Go through the data below and copy it exactly, skipping every picture.

* * * * *

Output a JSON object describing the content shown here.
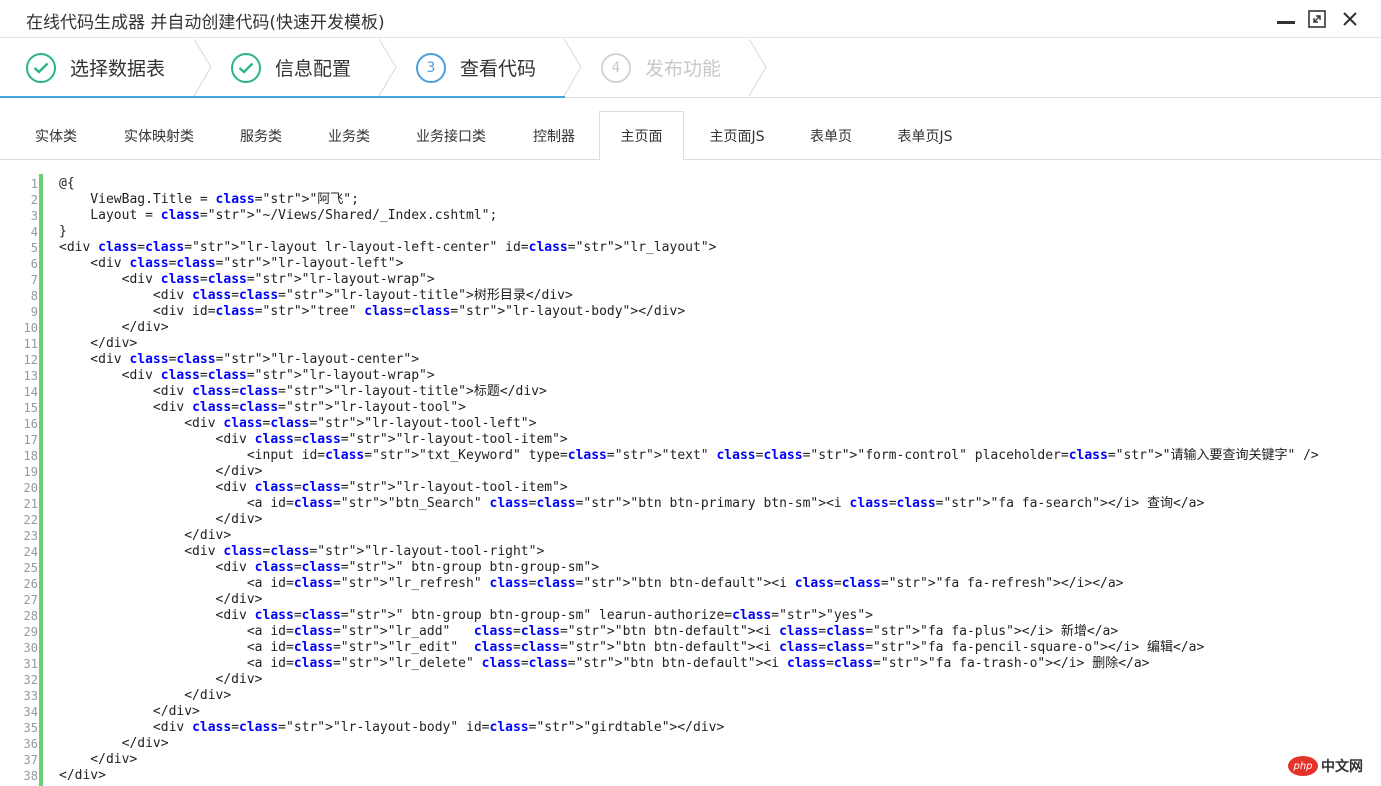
{
  "window": {
    "title": "在线代码生成器 并自动创建代码(快速开发模板)",
    "controls": [
      "minimize-icon",
      "maximize-icon",
      "close-icon"
    ]
  },
  "steps": [
    {
      "number": "1",
      "label": "选择数据表",
      "state": "done",
      "icon": "check-icon"
    },
    {
      "number": "2",
      "label": "信息配置",
      "state": "done",
      "icon": "check-icon"
    },
    {
      "number": "3",
      "label": "查看代码",
      "state": "active"
    },
    {
      "number": "4",
      "label": "发布功能",
      "state": "todo"
    }
  ],
  "tabs": [
    {
      "label": "实体类"
    },
    {
      "label": "实体映射类"
    },
    {
      "label": "服务类"
    },
    {
      "label": "业务类"
    },
    {
      "label": "业务接口类"
    },
    {
      "label": "控制器"
    },
    {
      "label": "主页面",
      "active": true
    },
    {
      "label": "主页面JS"
    },
    {
      "label": "表单页"
    },
    {
      "label": "表单页JS"
    }
  ],
  "code": {
    "line_numbers": [
      "1",
      "2",
      "3",
      "4",
      "5",
      "6",
      "7",
      "8",
      "9",
      "10",
      "11",
      "12",
      "13",
      "14",
      "15",
      "16",
      "17",
      "18",
      "19",
      "20",
      "21",
      "22",
      "23",
      "24",
      "25",
      "26",
      "27",
      "28",
      "29",
      "30",
      "31",
      "32",
      "33",
      "34",
      "35",
      "36",
      "37",
      "38"
    ],
    "lines": [
      "@{",
      "    ViewBag.Title = \"阿飞\";",
      "    Layout = \"~/Views/Shared/_Index.cshtml\";",
      "}",
      "<div class=\"lr-layout lr-layout-left-center\" id=\"lr_layout\">",
      "    <div class=\"lr-layout-left\">",
      "        <div class=\"lr-layout-wrap\">",
      "            <div class=\"lr-layout-title\">树形目录</div>",
      "            <div id=\"tree\" class=\"lr-layout-body\"></div>",
      "        </div>",
      "    </div>",
      "    <div class=\"lr-layout-center\">",
      "        <div class=\"lr-layout-wrap\">",
      "            <div class=\"lr-layout-title\">标题</div>",
      "            <div class=\"lr-layout-tool\">",
      "                <div class=\"lr-layout-tool-left\">",
      "                    <div class=\"lr-layout-tool-item\">",
      "                        <input id=\"txt_Keyword\" type=\"text\" class=\"form-control\" placeholder=\"请输入要查询关键字\" />",
      "                    </div>",
      "                    <div class=\"lr-layout-tool-item\">",
      "                        <a id=\"btn_Search\" class=\"btn btn-primary btn-sm\"><i class=\"fa fa-search\"></i> 查询</a>",
      "                    </div>",
      "                </div>",
      "                <div class=\"lr-layout-tool-right\">",
      "                    <div class=\" btn-group btn-group-sm\">",
      "                        <a id=\"lr_refresh\" class=\"btn btn-default\"><i class=\"fa fa-refresh\"></i></a>",
      "                    </div>",
      "                    <div class=\" btn-group btn-group-sm\" learun-authorize=\"yes\">",
      "                        <a id=\"lr_add\"   class=\"btn btn-default\"><i class=\"fa fa-plus\"></i> 新增</a>",
      "                        <a id=\"lr_edit\"  class=\"btn btn-default\"><i class=\"fa fa-pencil-square-o\"></i> 编辑</a>",
      "                        <a id=\"lr_delete\" class=\"btn btn-default\"><i class=\"fa fa-trash-o\"></i> 删除</a>",
      "                    </div>",
      "                </div>",
      "            </div>",
      "            <div class=\"lr-layout-body\" id=\"girdtable\"></div>",
      "        </div>",
      "    </div>",
      "</div>"
    ]
  },
  "watermark": {
    "logo": "php",
    "text": "中文网"
  },
  "colors": {
    "done": "#2bb38a",
    "active": "#4b9fda",
    "todo": "#c8c8c8",
    "gutter_bar": "#6ccf75",
    "keyword": "#0000ff",
    "string": "#1a1aa6"
  }
}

* * * * *

TASK RESPONSE:
Output a JSON object describing the content shown here.
{
  "window": {
    "title": "在线代码生成器 并自动创建代码(快速开发模板)",
    "controls": [
      "minimize-icon",
      "maximize-icon",
      "close-icon"
    ]
  },
  "steps": [
    {
      "number": "1",
      "label": "选择数据表",
      "state": "done",
      "icon": "check-icon"
    },
    {
      "number": "2",
      "label": "信息配置",
      "state": "done",
      "icon": "check-icon"
    },
    {
      "number": "3",
      "label": "查看代码",
      "state": "active"
    },
    {
      "number": "4",
      "label": "发布功能",
      "state": "todo"
    }
  ],
  "tabs": [
    {
      "label": "实体类"
    },
    {
      "label": "实体映射类"
    },
    {
      "label": "服务类"
    },
    {
      "label": "业务类"
    },
    {
      "label": "业务接口类"
    },
    {
      "label": "控制器"
    },
    {
      "label": "主页面",
      "active": true
    },
    {
      "label": "主页面JS"
    },
    {
      "label": "表单页"
    },
    {
      "label": "表单页JS"
    }
  ],
  "code": {
    "line_numbers": [
      "1",
      "2",
      "3",
      "4",
      "5",
      "6",
      "7",
      "8",
      "9",
      "10",
      "11",
      "12",
      "13",
      "14",
      "15",
      "16",
      "17",
      "18",
      "19",
      "20",
      "21",
      "22",
      "23",
      "24",
      "25",
      "26",
      "27",
      "28",
      "29",
      "30",
      "31",
      "32",
      "33",
      "34",
      "35",
      "36",
      "37",
      "38"
    ],
    "lines": [
      "@{",
      "    ViewBag.Title = \"阿飞\";",
      "    Layout = \"~/Views/Shared/_Index.cshtml\";",
      "}",
      "<div class=\"lr-layout lr-layout-left-center\" id=\"lr_layout\">",
      "    <div class=\"lr-layout-left\">",
      "        <div class=\"lr-layout-wrap\">",
      "            <div class=\"lr-layout-title\">树形目录</div>",
      "            <div id=\"tree\" class=\"lr-layout-body\"></div>",
      "        </div>",
      "    </div>",
      "    <div class=\"lr-layout-center\">",
      "        <div class=\"lr-layout-wrap\">",
      "            <div class=\"lr-layout-title\">标题</div>",
      "            <div class=\"lr-layout-tool\">",
      "                <div class=\"lr-layout-tool-left\">",
      "                    <div class=\"lr-layout-tool-item\">",
      "                        <input id=\"txt_Keyword\" type=\"text\" class=\"form-control\" placeholder=\"请输入要查询关键字\" />",
      "                    </div>",
      "                    <div class=\"lr-layout-tool-item\">",
      "                        <a id=\"btn_Search\" class=\"btn btn-primary btn-sm\"><i class=\"fa fa-search\"></i> 查询</a>",
      "                    </div>",
      "                </div>",
      "                <div class=\"lr-layout-tool-right\">",
      "                    <div class=\" btn-group btn-group-sm\">",
      "                        <a id=\"lr_refresh\" class=\"btn btn-default\"><i class=\"fa fa-refresh\"></i></a>",
      "                    </div>",
      "                    <div class=\" btn-group btn-group-sm\" learun-authorize=\"yes\">",
      "                        <a id=\"lr_add\"   class=\"btn btn-default\"><i class=\"fa fa-plus\"></i> 新增</a>",
      "                        <a id=\"lr_edit\"  class=\"btn btn-default\"><i class=\"fa fa-pencil-square-o\"></i> 编辑</a>",
      "                        <a id=\"lr_delete\" class=\"btn btn-default\"><i class=\"fa fa-trash-o\"></i> 删除</a>",
      "                    </div>",
      "                </div>",
      "            </div>",
      "            <div class=\"lr-layout-body\" id=\"girdtable\"></div>",
      "        </div>",
      "    </div>",
      "</div>"
    ]
  },
  "watermark": {
    "logo": "php",
    "text": "中文网"
  },
  "colors": {
    "done": "#2bb38a",
    "active": "#4b9fda",
    "todo": "#c8c8c8",
    "gutter_bar": "#6ccf75",
    "keyword": "#0000ff",
    "string": "#1a1aa6"
  }
}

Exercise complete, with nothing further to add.